TASK DETAILS. Extract every line below, verbatim.

++++ EXERCISE INPUT ++++

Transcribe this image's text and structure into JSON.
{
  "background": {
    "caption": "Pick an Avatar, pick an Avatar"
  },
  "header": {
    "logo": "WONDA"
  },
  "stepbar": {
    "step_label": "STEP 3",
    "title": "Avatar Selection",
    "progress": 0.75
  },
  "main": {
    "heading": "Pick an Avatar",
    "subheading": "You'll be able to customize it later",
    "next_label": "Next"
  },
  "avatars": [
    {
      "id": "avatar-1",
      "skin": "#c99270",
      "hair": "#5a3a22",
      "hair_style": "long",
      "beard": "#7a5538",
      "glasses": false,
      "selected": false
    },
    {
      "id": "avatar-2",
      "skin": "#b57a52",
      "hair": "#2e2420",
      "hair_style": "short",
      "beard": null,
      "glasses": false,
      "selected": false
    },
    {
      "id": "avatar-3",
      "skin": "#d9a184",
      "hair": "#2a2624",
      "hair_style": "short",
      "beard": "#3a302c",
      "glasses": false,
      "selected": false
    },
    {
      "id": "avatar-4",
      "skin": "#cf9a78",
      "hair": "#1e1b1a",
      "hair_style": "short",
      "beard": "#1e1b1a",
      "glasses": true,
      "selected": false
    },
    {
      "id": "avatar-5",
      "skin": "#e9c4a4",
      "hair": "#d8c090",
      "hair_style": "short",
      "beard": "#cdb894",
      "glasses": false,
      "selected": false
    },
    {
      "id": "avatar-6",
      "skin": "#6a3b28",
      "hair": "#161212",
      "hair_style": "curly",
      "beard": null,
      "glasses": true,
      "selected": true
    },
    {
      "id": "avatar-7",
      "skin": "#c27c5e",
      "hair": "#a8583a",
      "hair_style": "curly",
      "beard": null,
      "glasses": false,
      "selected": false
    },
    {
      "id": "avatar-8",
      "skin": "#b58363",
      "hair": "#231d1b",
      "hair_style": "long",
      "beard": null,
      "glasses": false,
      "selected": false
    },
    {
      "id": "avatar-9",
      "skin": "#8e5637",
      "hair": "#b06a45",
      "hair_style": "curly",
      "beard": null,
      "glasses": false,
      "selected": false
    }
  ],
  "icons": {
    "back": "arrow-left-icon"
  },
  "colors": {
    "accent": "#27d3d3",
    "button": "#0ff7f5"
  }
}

++++

TASK RESULT.
Transcribe this image's text and structure into JSON.
{
  "background": {
    "caption": "Pick an Avatar, pick an Avatar"
  },
  "header": {
    "logo": "WONDA"
  },
  "stepbar": {
    "step_label": "STEP 3",
    "title": "Avatar Selection",
    "progress": 0.75
  },
  "main": {
    "heading": "Pick an Avatar",
    "subheading": "You'll be able to customize it later",
    "next_label": "Next"
  },
  "avatars": [
    {
      "id": "avatar-1",
      "skin": "#c99270",
      "hair": "#5a3a22",
      "hair_style": "long",
      "beard": "#7a5538",
      "glasses": false,
      "selected": false
    },
    {
      "id": "avatar-2",
      "skin": "#b57a52",
      "hair": "#2e2420",
      "hair_style": "short",
      "beard": null,
      "glasses": false,
      "selected": false
    },
    {
      "id": "avatar-3",
      "skin": "#d9a184",
      "hair": "#2a2624",
      "hair_style": "short",
      "beard": "#3a302c",
      "glasses": false,
      "selected": false
    },
    {
      "id": "avatar-4",
      "skin": "#cf9a78",
      "hair": "#1e1b1a",
      "hair_style": "short",
      "beard": "#1e1b1a",
      "glasses": true,
      "selected": false
    },
    {
      "id": "avatar-5",
      "skin": "#e9c4a4",
      "hair": "#d8c090",
      "hair_style": "short",
      "beard": "#cdb894",
      "glasses": false,
      "selected": false
    },
    {
      "id": "avatar-6",
      "skin": "#6a3b28",
      "hair": "#161212",
      "hair_style": "curly",
      "beard": null,
      "glasses": true,
      "selected": true
    },
    {
      "id": "avatar-7",
      "skin": "#c27c5e",
      "hair": "#a8583a",
      "hair_style": "curly",
      "beard": null,
      "glasses": false,
      "selected": false
    },
    {
      "id": "avatar-8",
      "skin": "#b58363",
      "hair": "#231d1b",
      "hair_style": "long",
      "beard": null,
      "glasses": false,
      "selected": false
    },
    {
      "id": "avatar-9",
      "skin": "#8e5637",
      "hair": "#b06a45",
      "hair_style": "curly",
      "beard": null,
      "glasses": false,
      "selected": false
    }
  ],
  "icons": {
    "back": "arrow-left-icon"
  },
  "colors": {
    "accent": "#27d3d3",
    "button": "#0ff7f5"
  }
}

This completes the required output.